## Given task:
Return all lines where the word "وزارة" can be found.

## Recorded data:
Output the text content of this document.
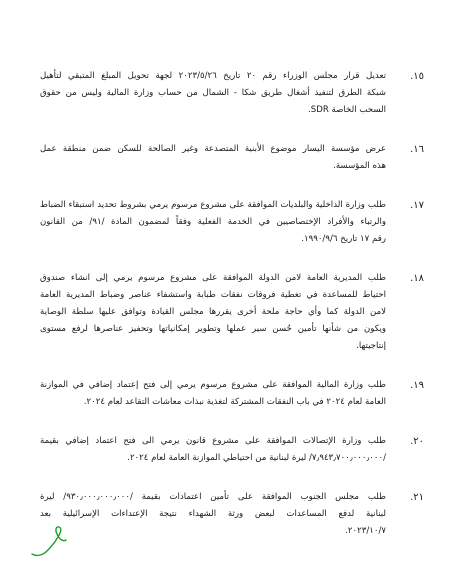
١٥.
تعديل قرار مجلس الوزراء رقم ٢٠ تاريخ ٢٠٢٣/٥/٢٦ لجهة تحويل المبلغ المتبقي لتأهيل
شبكة الطرق لتنفيذ أشغال طريق شكا - الشمال من حساب وزارة المالية وليس من حقوق
السحب الخاصة SDR.
١٦.
عرض مؤسسة اليسار موضوع الأبنية المتصدعة وغير الصالحة للسكن ضمن منطقة عمل
هذه المؤسسة.
١٧.
طلب وزارة الداخلية والبلديات الموافقة على مشروع مرسوم يرمي بشروط تحديد استبقاء الضباط
والرتباء والأفراد الإختصاصيين في الخدمة الفعلية وفقاً لمضمون المادة /٩١/ من القانون
رقم ١٧ تاريخ ١٩٩٠/٩/٦.
١٨.
طلب المديرية العامة لامن الدولة الموافقة على مشروع مرسوم يرمي إلى انشاء صندوق
احتياط للمساعدة في تغطية فروقات نفقات طبابة واستشفاء عناصر وضباط المديرية العامة
لامن الدولة كما وأي حاجة ملحة أخرى يقررها مجلس القيادة وتوافق عليها سلطة الوصاية
ويكون من شأنها تأمين حُسن سير عملها وتطوير إمكانياتها وتحفيز عناصرها لرفع مستوى
إنتاجيتها.
١٩.
طلب وزارة المالية الموافقة على مشروع مرسوم يرمي إلى فتح إعتماد إضافي في الموازنة
العامة لعام ٢٠٢٤ في باب النفقات المشتركة لتغذية نبذات معاشات التقاعد لعام ٢٠٢٤.
٢٠.
طلب وزارة الإتصالات الموافقة على مشروع قانون يرمي الى فتح اعتماد إضافي بقيمة
/٧٫٩٤٣٫٧٠٠٫٠٠٠٫٠٠٠/ ليرة لبنانية من احتياطي الموازنة العامة لعام ٢٠٢٤.
٢١.
طلب مجلس الجنوب الموافقة على تأمين اعتمادات بقيمة /٩٣٠٫٠٠٠٫٠٠٠٫٠٠٠/ ليرة
لبنانية لدفع المساعدات لبعض ورثة الشهداء نتيجة الإعتداءات الإسرائيلية بعد
٢٠٢٣/١٠/٧.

## Task answer:
شبكة الطرق لتنفيذ أشغال طريق شكا - الشمال من حساب وزارة المالية وليس من حقوق
طلب وزارة الداخلية والبلديات الموافقة على مشروع مرسوم يرمي بشروط تحديد استبقاء الضباط
طلب وزارة المالية الموافقة على مشروع مرسوم يرمي إلى فتح إعتماد إضافي في الموازنة
طلب وزارة الإتصالات الموافقة على مشروع قانون يرمي الى فتح اعتماد إضافي بقيمة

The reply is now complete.